Structured figure records:
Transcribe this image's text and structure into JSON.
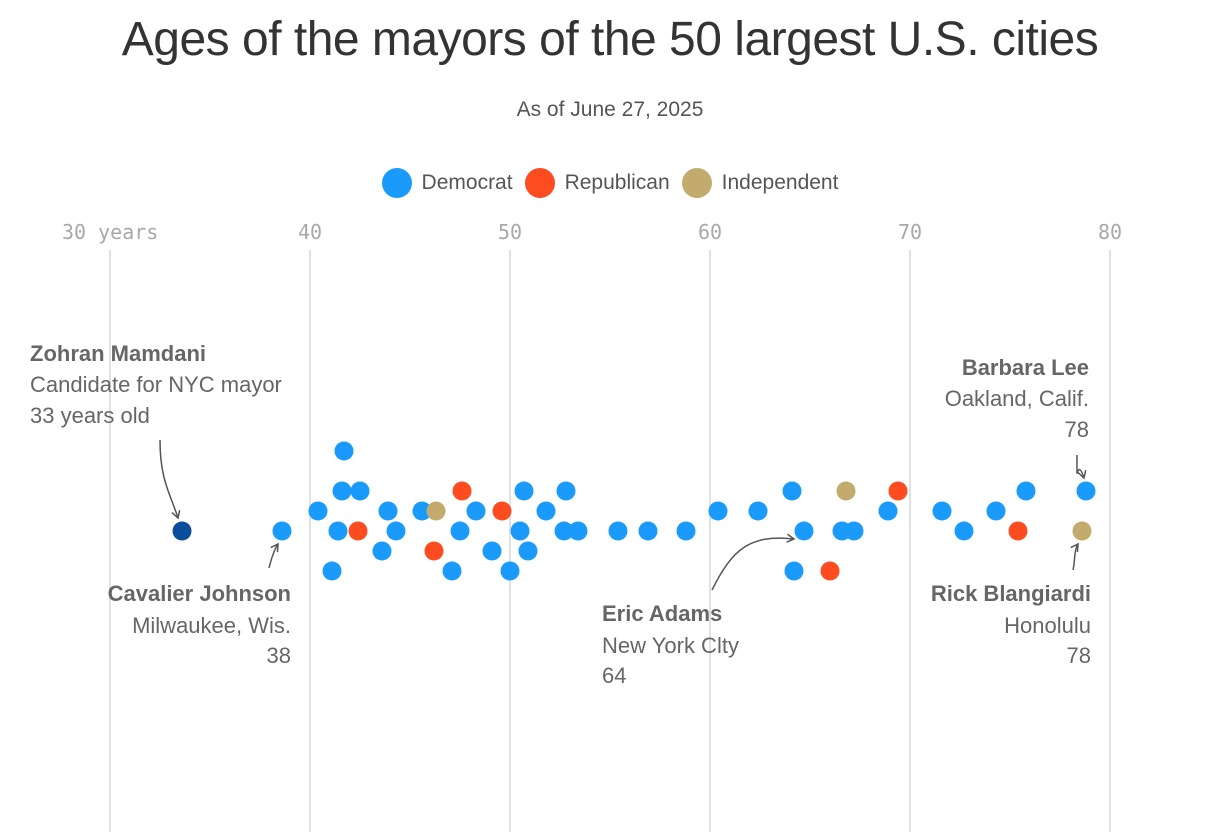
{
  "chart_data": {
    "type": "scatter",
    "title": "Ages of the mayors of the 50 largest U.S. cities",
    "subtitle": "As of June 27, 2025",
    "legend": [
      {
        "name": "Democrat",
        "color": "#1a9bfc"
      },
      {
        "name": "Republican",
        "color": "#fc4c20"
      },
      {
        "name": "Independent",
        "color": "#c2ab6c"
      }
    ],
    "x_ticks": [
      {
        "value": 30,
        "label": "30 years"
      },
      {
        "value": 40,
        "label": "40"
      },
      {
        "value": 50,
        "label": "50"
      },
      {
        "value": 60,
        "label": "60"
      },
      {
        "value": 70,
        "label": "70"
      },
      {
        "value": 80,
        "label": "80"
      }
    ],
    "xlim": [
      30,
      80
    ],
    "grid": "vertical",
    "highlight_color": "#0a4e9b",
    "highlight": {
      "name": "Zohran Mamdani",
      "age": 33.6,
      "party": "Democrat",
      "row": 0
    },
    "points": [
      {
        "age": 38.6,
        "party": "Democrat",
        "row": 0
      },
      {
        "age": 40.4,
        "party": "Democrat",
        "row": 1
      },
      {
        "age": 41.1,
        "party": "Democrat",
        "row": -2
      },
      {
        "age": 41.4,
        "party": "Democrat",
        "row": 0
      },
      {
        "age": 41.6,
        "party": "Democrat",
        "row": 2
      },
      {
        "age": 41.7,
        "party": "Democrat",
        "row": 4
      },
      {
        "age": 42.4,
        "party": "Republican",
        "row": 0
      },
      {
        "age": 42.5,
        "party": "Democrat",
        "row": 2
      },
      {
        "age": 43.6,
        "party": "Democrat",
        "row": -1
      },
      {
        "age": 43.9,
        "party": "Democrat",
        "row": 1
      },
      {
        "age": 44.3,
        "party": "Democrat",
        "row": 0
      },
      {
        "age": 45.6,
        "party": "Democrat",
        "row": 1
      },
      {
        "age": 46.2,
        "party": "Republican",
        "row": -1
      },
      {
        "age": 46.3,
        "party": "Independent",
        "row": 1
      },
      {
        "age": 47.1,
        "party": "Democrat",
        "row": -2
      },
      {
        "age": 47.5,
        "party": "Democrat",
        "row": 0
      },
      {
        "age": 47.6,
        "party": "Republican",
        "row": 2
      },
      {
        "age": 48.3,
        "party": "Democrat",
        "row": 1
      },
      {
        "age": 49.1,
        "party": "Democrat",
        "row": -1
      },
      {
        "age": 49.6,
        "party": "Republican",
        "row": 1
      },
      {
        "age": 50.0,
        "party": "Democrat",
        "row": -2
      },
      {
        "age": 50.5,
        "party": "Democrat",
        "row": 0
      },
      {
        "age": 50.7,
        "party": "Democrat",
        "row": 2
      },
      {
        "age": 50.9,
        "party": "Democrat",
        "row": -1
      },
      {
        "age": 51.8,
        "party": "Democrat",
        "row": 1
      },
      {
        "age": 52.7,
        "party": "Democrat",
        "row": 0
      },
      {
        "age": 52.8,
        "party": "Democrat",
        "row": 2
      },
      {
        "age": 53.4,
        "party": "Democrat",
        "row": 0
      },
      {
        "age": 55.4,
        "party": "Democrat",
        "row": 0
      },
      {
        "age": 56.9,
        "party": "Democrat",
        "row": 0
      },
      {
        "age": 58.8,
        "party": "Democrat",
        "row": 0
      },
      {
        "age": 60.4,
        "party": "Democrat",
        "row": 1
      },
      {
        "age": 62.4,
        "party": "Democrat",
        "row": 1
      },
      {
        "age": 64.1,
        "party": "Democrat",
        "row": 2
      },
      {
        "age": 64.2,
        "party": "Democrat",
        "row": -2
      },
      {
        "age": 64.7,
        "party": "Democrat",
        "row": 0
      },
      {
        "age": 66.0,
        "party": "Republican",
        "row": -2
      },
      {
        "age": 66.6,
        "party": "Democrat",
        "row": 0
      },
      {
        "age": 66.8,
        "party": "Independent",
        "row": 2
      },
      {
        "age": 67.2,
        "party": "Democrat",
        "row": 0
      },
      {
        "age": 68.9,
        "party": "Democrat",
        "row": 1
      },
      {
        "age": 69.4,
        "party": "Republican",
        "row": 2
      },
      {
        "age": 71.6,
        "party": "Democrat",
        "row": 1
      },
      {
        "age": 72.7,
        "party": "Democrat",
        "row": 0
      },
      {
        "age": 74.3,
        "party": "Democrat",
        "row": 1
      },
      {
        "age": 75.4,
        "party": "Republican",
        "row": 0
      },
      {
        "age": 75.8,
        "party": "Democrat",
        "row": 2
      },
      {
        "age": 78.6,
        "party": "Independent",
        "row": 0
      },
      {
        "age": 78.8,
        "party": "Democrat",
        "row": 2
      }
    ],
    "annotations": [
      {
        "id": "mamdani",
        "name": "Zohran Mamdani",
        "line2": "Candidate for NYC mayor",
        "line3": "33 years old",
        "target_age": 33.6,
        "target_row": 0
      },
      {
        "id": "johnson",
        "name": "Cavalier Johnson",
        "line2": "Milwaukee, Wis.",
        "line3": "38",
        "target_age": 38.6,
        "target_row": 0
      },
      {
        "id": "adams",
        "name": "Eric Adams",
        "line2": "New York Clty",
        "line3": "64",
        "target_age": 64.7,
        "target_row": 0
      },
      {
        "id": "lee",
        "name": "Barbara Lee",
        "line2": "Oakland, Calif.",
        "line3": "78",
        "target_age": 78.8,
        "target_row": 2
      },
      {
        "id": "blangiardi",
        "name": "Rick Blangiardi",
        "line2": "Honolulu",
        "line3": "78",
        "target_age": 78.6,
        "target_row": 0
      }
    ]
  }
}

Your goal =>
Retype the records exactly. Any image in them should not appear in what you write.

Written solution =>
Transcribe this image's text and structure into JSON.
{
  "chart_data": {
    "type": "scatter",
    "title": "Ages of the mayors of the 50 largest U.S. cities",
    "subtitle": "As of June 27, 2025",
    "legend": [
      {
        "name": "Democrat",
        "color": "#1a9bfc"
      },
      {
        "name": "Republican",
        "color": "#fc4c20"
      },
      {
        "name": "Independent",
        "color": "#c2ab6c"
      }
    ],
    "x_ticks": [
      {
        "value": 30,
        "label": "30 years"
      },
      {
        "value": 40,
        "label": "40"
      },
      {
        "value": 50,
        "label": "50"
      },
      {
        "value": 60,
        "label": "60"
      },
      {
        "value": 70,
        "label": "70"
      },
      {
        "value": 80,
        "label": "80"
      }
    ],
    "xlim": [
      30,
      80
    ],
    "grid": "vertical",
    "highlight_color": "#0a4e9b",
    "highlight": {
      "name": "Zohran Mamdani",
      "age": 33.6,
      "party": "Democrat",
      "row": 0
    },
    "points": [
      {
        "age": 38.6,
        "party": "Democrat",
        "row": 0
      },
      {
        "age": 40.4,
        "party": "Democrat",
        "row": 1
      },
      {
        "age": 41.1,
        "party": "Democrat",
        "row": -2
      },
      {
        "age": 41.4,
        "party": "Democrat",
        "row": 0
      },
      {
        "age": 41.6,
        "party": "Democrat",
        "row": 2
      },
      {
        "age": 41.7,
        "party": "Democrat",
        "row": 4
      },
      {
        "age": 42.4,
        "party": "Republican",
        "row": 0
      },
      {
        "age": 42.5,
        "party": "Democrat",
        "row": 2
      },
      {
        "age": 43.6,
        "party": "Democrat",
        "row": -1
      },
      {
        "age": 43.9,
        "party": "Democrat",
        "row": 1
      },
      {
        "age": 44.3,
        "party": "Democrat",
        "row": 0
      },
      {
        "age": 45.6,
        "party": "Democrat",
        "row": 1
      },
      {
        "age": 46.2,
        "party": "Republican",
        "row": -1
      },
      {
        "age": 46.3,
        "party": "Independent",
        "row": 1
      },
      {
        "age": 47.1,
        "party": "Democrat",
        "row": -2
      },
      {
        "age": 47.5,
        "party": "Democrat",
        "row": 0
      },
      {
        "age": 47.6,
        "party": "Republican",
        "row": 2
      },
      {
        "age": 48.3,
        "party": "Democrat",
        "row": 1
      },
      {
        "age": 49.1,
        "party": "Democrat",
        "row": -1
      },
      {
        "age": 49.6,
        "party": "Republican",
        "row": 1
      },
      {
        "age": 50.0,
        "party": "Democrat",
        "row": -2
      },
      {
        "age": 50.5,
        "party": "Democrat",
        "row": 0
      },
      {
        "age": 50.7,
        "party": "Democrat",
        "row": 2
      },
      {
        "age": 50.9,
        "party": "Democrat",
        "row": -1
      },
      {
        "age": 51.8,
        "party": "Democrat",
        "row": 1
      },
      {
        "age": 52.7,
        "party": "Democrat",
        "row": 0
      },
      {
        "age": 52.8,
        "party": "Democrat",
        "row": 2
      },
      {
        "age": 53.4,
        "party": "Democrat",
        "row": 0
      },
      {
        "age": 55.4,
        "party": "Democrat",
        "row": 0
      },
      {
        "age": 56.9,
        "party": "Democrat",
        "row": 0
      },
      {
        "age": 58.8,
        "party": "Democrat",
        "row": 0
      },
      {
        "age": 60.4,
        "party": "Democrat",
        "row": 1
      },
      {
        "age": 62.4,
        "party": "Democrat",
        "row": 1
      },
      {
        "age": 64.1,
        "party": "Democrat",
        "row": 2
      },
      {
        "age": 64.2,
        "party": "Democrat",
        "row": -2
      },
      {
        "age": 64.7,
        "party": "Democrat",
        "row": 0
      },
      {
        "age": 66.0,
        "party": "Republican",
        "row": -2
      },
      {
        "age": 66.6,
        "party": "Democrat",
        "row": 0
      },
      {
        "age": 66.8,
        "party": "Independent",
        "row": 2
      },
      {
        "age": 67.2,
        "party": "Democrat",
        "row": 0
      },
      {
        "age": 68.9,
        "party": "Democrat",
        "row": 1
      },
      {
        "age": 69.4,
        "party": "Republican",
        "row": 2
      },
      {
        "age": 71.6,
        "party": "Democrat",
        "row": 1
      },
      {
        "age": 72.7,
        "party": "Democrat",
        "row": 0
      },
      {
        "age": 74.3,
        "party": "Democrat",
        "row": 1
      },
      {
        "age": 75.4,
        "party": "Republican",
        "row": 0
      },
      {
        "age": 75.8,
        "party": "Democrat",
        "row": 2
      },
      {
        "age": 78.6,
        "party": "Independent",
        "row": 0
      },
      {
        "age": 78.8,
        "party": "Democrat",
        "row": 2
      }
    ],
    "annotations": [
      {
        "id": "mamdani",
        "name": "Zohran Mamdani",
        "line2": "Candidate for NYC mayor",
        "line3": "33 years old",
        "target_age": 33.6,
        "target_row": 0
      },
      {
        "id": "johnson",
        "name": "Cavalier Johnson",
        "line2": "Milwaukee, Wis.",
        "line3": "38",
        "target_age": 38.6,
        "target_row": 0
      },
      {
        "id": "adams",
        "name": "Eric Adams",
        "line2": "New York Clty",
        "line3": "64",
        "target_age": 64.7,
        "target_row": 0
      },
      {
        "id": "lee",
        "name": "Barbara Lee",
        "line2": "Oakland, Calif.",
        "line3": "78",
        "target_age": 78.8,
        "target_row": 2
      },
      {
        "id": "blangiardi",
        "name": "Rick Blangiardi",
        "line2": "Honolulu",
        "line3": "78",
        "target_age": 78.6,
        "target_row": 0
      }
    ]
  }
}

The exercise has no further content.